## Task to carry out
Find the lines of data that contain the string "Roosevelt", then list them.

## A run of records
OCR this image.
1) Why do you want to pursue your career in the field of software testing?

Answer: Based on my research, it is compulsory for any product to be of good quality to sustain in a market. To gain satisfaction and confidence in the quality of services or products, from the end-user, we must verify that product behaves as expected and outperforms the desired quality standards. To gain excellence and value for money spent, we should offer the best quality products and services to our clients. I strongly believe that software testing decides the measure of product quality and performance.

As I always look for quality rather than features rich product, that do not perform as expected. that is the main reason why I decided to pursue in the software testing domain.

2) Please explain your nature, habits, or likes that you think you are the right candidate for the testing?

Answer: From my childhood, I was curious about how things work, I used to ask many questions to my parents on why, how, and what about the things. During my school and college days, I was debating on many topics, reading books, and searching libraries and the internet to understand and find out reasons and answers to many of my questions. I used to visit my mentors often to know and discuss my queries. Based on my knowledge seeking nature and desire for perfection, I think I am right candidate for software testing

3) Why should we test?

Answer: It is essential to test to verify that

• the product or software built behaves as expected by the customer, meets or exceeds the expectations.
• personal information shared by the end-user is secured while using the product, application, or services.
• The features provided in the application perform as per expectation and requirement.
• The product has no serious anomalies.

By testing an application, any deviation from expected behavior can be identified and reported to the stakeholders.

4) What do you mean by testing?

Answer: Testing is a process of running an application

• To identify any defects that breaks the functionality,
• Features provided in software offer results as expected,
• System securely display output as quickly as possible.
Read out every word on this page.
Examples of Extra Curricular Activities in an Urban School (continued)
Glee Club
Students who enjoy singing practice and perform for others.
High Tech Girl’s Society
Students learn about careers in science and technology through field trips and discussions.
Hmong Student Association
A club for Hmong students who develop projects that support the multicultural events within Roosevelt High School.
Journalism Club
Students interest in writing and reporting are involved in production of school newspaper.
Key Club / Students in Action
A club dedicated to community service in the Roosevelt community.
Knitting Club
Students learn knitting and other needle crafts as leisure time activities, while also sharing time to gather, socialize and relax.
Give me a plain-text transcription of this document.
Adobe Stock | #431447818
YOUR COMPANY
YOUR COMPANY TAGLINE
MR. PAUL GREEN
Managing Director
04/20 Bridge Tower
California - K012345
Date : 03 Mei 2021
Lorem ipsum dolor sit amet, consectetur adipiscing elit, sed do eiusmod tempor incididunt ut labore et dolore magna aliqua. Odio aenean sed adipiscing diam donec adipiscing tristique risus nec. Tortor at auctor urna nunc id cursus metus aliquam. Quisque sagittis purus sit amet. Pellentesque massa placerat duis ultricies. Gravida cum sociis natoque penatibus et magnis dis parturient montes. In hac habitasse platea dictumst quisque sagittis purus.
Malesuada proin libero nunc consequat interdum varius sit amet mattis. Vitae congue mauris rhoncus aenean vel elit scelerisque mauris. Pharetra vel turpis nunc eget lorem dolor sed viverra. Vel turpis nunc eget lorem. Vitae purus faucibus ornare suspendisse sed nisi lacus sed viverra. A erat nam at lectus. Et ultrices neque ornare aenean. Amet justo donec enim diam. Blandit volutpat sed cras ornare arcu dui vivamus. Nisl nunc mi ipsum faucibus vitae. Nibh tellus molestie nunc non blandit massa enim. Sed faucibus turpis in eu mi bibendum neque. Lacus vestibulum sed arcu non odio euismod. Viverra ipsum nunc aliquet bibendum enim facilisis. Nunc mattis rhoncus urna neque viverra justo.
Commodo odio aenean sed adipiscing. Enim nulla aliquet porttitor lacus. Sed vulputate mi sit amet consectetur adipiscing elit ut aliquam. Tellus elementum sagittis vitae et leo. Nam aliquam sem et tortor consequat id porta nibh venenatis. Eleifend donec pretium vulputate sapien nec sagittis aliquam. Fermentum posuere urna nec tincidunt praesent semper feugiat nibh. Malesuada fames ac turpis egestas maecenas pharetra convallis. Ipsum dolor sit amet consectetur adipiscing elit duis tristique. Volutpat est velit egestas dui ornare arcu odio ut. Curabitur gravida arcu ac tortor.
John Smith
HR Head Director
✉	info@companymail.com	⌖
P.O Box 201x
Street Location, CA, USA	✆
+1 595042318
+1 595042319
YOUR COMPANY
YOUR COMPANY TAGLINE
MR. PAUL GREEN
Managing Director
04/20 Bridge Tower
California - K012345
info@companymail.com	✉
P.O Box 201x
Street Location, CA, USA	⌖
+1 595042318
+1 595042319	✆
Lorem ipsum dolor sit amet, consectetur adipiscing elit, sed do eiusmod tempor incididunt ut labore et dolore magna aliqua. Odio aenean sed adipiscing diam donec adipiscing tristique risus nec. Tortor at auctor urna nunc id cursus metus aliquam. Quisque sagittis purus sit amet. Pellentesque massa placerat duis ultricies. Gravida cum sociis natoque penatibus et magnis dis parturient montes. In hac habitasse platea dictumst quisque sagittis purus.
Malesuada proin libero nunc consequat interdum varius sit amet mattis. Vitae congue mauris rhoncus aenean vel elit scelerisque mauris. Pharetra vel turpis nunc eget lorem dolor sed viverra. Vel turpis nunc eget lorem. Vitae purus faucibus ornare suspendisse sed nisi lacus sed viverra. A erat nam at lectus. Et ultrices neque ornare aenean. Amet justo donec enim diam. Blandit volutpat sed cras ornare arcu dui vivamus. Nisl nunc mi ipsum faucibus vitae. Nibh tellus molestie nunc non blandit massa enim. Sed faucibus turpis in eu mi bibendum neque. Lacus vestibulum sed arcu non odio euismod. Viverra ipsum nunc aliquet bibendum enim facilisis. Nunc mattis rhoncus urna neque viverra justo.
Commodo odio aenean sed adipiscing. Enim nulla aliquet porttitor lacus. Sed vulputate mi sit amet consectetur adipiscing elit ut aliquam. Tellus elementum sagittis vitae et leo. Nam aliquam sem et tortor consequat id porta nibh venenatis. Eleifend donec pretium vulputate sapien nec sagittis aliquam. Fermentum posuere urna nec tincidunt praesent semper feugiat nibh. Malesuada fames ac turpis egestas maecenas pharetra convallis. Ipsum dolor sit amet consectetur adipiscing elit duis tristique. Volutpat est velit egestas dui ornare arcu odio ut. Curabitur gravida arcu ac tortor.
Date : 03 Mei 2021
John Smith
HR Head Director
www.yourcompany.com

## Reply to the exercise
A club for Hmong students who develop projects that support the multicultural events within Roosevelt High School.
A club dedicated to community service in the Roosevelt community.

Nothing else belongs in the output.